*WRITTEN EXERCISE*
Print all of the entries exactly, minus the pictures.

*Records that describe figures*
##############################
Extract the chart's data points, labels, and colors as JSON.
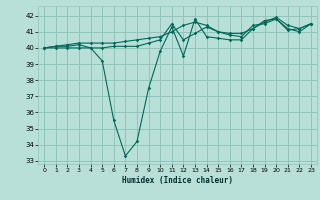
{
  "title": "",
  "xlabel": "Humidex (Indice chaleur)",
  "bg_color": "#b8e0d8",
  "grid_color": "#90c4bc",
  "line_color": "#006858",
  "xlim": [
    -0.5,
    23.5
  ],
  "ylim": [
    32.8,
    42.6
  ],
  "yticks": [
    33,
    34,
    35,
    36,
    37,
    38,
    39,
    40,
    41,
    42
  ],
  "xticks": [
    0,
    1,
    2,
    3,
    4,
    5,
    6,
    7,
    8,
    9,
    10,
    11,
    12,
    13,
    14,
    15,
    16,
    17,
    18,
    19,
    20,
    21,
    22,
    23
  ],
  "series": [
    [
      40.0,
      40.0,
      40.0,
      40.0,
      40.0,
      39.2,
      35.5,
      33.3,
      34.2,
      37.5,
      39.8,
      41.3,
      39.5,
      41.8,
      40.7,
      40.6,
      40.5,
      40.5,
      41.2,
      41.7,
      41.8,
      41.1,
      41.2,
      41.5
    ],
    [
      40.0,
      40.1,
      40.1,
      40.2,
      40.0,
      40.0,
      40.1,
      40.1,
      40.1,
      40.3,
      40.5,
      41.5,
      40.5,
      40.9,
      41.3,
      41.0,
      40.8,
      40.7,
      41.4,
      41.5,
      41.8,
      41.2,
      41.0,
      41.5
    ],
    [
      40.0,
      40.1,
      40.2,
      40.3,
      40.3,
      40.3,
      40.3,
      40.4,
      40.5,
      40.6,
      40.7,
      41.0,
      41.4,
      41.6,
      41.4,
      41.0,
      40.9,
      40.9,
      41.2,
      41.6,
      41.9,
      41.4,
      41.2,
      41.5
    ]
  ]
}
##############################
*EXERCISE ANSWER*
Extract the chart's data points, labels, and colors as JSON.
{
  "title": "",
  "xlabel": "Humidex (Indice chaleur)",
  "bg_color": "#b8e0d8",
  "grid_color": "#90c4bc",
  "line_color": "#006858",
  "xlim": [
    -0.5,
    23.5
  ],
  "ylim": [
    32.8,
    42.6
  ],
  "yticks": [
    33,
    34,
    35,
    36,
    37,
    38,
    39,
    40,
    41,
    42
  ],
  "xticks": [
    0,
    1,
    2,
    3,
    4,
    5,
    6,
    7,
    8,
    9,
    10,
    11,
    12,
    13,
    14,
    15,
    16,
    17,
    18,
    19,
    20,
    21,
    22,
    23
  ],
  "series": [
    [
      40.0,
      40.0,
      40.0,
      40.0,
      40.0,
      39.2,
      35.5,
      33.3,
      34.2,
      37.5,
      39.8,
      41.3,
      39.5,
      41.8,
      40.7,
      40.6,
      40.5,
      40.5,
      41.2,
      41.7,
      41.8,
      41.1,
      41.2,
      41.5
    ],
    [
      40.0,
      40.1,
      40.1,
      40.2,
      40.0,
      40.0,
      40.1,
      40.1,
      40.1,
      40.3,
      40.5,
      41.5,
      40.5,
      40.9,
      41.3,
      41.0,
      40.8,
      40.7,
      41.4,
      41.5,
      41.8,
      41.2,
      41.0,
      41.5
    ],
    [
      40.0,
      40.1,
      40.2,
      40.3,
      40.3,
      40.3,
      40.3,
      40.4,
      40.5,
      40.6,
      40.7,
      41.0,
      41.4,
      41.6,
      41.4,
      41.0,
      40.9,
      40.9,
      41.2,
      41.6,
      41.9,
      41.4,
      41.2,
      41.5
    ]
  ]
}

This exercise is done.